--- Begin Supplied data ---

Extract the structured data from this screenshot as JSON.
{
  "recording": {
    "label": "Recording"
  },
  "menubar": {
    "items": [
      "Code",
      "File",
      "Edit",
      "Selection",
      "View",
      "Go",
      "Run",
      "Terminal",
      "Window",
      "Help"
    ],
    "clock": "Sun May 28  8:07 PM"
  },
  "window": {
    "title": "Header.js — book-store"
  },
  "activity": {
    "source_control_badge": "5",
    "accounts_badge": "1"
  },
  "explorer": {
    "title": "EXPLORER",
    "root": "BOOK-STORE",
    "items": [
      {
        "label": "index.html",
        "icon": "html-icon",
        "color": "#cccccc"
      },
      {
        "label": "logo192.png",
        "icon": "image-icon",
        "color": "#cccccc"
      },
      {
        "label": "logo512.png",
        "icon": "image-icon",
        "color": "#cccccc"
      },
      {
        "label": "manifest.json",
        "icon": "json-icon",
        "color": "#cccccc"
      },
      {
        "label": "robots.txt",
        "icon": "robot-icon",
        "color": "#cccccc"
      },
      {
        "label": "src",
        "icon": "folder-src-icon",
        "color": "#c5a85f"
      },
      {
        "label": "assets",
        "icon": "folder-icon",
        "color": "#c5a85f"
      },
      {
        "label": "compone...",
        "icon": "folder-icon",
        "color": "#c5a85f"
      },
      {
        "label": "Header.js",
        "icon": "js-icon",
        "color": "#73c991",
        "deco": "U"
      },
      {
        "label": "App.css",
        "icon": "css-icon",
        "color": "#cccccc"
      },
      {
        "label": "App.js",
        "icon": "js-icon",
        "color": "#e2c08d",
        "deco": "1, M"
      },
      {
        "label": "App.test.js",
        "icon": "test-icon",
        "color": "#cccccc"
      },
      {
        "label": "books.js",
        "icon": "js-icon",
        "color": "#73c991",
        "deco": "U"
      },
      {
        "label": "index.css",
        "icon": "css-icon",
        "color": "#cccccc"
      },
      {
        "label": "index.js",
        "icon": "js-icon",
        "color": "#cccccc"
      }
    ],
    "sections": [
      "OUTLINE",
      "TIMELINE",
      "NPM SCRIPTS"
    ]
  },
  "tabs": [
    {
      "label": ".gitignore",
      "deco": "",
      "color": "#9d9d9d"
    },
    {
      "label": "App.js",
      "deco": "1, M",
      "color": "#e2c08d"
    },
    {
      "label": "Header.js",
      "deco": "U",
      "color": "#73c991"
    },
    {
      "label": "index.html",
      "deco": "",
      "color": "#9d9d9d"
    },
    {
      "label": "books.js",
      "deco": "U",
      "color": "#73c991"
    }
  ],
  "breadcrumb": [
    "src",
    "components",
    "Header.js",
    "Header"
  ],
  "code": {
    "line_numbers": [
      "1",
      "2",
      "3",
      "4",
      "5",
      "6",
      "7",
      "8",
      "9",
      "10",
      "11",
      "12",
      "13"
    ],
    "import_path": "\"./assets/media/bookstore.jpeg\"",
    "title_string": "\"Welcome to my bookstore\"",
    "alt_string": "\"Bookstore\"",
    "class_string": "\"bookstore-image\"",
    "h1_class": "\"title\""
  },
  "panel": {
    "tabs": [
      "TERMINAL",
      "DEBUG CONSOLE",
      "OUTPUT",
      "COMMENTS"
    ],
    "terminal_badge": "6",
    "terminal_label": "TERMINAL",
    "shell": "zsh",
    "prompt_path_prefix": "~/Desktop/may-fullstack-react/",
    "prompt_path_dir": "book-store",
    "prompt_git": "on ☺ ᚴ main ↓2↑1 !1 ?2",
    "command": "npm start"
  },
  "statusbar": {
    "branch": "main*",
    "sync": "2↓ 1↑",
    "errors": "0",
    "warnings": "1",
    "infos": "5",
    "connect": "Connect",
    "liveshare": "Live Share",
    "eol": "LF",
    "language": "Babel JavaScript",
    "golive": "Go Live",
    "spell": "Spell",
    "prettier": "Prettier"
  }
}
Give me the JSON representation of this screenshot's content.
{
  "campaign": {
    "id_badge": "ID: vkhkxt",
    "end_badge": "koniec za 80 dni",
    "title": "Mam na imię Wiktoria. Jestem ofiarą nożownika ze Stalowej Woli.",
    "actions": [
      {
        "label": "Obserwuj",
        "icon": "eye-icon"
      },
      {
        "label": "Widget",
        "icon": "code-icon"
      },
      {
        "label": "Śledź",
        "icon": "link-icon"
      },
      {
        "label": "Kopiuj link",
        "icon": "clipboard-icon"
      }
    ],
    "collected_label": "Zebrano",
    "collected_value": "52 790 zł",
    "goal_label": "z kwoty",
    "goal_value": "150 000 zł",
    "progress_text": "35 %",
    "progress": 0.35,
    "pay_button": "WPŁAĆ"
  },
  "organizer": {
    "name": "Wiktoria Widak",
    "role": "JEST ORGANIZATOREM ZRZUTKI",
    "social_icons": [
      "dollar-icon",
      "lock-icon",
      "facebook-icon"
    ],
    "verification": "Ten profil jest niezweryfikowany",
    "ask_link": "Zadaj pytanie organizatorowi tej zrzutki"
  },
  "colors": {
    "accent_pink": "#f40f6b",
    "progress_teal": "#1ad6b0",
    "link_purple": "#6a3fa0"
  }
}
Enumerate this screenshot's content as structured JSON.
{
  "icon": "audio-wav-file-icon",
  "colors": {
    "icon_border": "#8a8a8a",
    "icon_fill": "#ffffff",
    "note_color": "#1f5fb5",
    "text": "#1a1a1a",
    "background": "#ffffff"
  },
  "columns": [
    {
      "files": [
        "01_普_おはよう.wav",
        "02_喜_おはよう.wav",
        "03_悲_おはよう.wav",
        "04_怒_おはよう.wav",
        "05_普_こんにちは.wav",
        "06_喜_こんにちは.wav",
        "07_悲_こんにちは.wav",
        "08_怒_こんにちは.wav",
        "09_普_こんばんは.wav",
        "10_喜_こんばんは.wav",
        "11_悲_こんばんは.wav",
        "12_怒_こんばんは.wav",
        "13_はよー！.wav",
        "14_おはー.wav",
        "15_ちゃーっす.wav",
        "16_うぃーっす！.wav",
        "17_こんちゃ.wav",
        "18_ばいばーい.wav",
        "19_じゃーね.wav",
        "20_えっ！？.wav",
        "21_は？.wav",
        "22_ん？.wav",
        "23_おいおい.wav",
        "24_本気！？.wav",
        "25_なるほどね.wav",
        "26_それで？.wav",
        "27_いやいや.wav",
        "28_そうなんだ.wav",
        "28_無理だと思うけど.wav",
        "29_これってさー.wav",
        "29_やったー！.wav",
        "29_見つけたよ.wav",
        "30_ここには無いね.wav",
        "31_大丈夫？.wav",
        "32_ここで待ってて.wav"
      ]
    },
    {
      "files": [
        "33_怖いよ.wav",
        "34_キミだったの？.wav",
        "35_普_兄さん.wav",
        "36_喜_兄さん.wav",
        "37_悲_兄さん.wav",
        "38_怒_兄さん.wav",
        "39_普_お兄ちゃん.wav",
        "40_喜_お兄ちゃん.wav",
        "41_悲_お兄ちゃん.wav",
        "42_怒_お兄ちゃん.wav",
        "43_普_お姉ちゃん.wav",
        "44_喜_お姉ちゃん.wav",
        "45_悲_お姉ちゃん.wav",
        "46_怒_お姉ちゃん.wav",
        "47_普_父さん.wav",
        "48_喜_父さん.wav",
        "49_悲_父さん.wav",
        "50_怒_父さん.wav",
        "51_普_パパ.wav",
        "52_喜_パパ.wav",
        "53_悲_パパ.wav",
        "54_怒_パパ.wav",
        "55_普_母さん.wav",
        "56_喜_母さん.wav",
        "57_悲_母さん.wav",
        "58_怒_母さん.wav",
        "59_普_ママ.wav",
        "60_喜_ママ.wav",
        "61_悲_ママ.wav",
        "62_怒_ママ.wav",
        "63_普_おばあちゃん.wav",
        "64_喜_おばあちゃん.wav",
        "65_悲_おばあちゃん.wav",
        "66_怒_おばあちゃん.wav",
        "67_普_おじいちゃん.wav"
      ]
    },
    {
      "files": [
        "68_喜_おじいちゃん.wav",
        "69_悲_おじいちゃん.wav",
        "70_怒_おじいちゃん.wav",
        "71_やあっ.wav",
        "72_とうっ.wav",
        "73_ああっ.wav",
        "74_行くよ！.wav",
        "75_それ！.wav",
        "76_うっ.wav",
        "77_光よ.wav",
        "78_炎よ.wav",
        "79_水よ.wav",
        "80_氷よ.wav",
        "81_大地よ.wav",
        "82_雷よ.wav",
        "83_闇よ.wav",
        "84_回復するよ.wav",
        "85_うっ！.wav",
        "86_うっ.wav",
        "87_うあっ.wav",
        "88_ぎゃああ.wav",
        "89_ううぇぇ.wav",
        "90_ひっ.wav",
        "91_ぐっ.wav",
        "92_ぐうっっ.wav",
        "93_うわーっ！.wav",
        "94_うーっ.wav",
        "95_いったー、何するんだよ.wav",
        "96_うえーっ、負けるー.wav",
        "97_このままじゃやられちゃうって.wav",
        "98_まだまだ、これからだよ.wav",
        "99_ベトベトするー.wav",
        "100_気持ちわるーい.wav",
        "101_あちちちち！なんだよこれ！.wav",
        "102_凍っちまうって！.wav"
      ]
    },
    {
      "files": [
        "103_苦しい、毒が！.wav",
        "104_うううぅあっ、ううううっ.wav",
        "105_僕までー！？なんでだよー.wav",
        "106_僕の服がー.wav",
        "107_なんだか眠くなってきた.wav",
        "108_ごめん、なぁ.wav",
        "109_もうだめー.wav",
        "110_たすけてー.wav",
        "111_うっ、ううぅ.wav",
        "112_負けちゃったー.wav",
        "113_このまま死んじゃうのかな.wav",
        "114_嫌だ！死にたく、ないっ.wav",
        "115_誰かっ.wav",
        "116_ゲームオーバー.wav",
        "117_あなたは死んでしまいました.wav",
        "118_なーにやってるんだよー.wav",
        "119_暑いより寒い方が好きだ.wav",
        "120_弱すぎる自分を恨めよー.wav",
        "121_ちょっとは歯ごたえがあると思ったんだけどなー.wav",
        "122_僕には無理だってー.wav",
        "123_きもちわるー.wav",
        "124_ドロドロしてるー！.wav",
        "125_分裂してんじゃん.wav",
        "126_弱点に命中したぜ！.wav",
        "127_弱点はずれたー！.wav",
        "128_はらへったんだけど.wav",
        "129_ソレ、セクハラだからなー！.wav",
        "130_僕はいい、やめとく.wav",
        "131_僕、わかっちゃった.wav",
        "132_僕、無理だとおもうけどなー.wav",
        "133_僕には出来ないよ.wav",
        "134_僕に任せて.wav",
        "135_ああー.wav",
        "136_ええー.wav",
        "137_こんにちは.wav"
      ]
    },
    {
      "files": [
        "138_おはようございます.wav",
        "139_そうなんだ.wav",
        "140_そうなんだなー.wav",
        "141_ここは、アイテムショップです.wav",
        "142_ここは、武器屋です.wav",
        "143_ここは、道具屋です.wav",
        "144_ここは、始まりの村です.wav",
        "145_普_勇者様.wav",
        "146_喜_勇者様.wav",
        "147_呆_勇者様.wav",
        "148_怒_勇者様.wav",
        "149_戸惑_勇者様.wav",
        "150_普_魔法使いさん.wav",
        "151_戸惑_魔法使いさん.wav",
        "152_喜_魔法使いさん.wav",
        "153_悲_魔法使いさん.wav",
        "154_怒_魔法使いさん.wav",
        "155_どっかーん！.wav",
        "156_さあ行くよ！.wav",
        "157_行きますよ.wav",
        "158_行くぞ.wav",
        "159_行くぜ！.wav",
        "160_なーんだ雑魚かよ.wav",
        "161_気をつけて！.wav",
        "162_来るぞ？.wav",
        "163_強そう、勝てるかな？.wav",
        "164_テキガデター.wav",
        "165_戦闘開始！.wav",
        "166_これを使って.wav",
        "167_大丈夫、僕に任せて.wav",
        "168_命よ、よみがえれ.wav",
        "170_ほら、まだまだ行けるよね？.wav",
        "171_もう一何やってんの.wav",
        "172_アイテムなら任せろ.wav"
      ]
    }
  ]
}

--- End Supplied data ---

Task requirements:
Return every line above that contains the word "html".

Answer to the task:
        "label": "index.html",
        "icon": "html-icon",
      "label": "index.html",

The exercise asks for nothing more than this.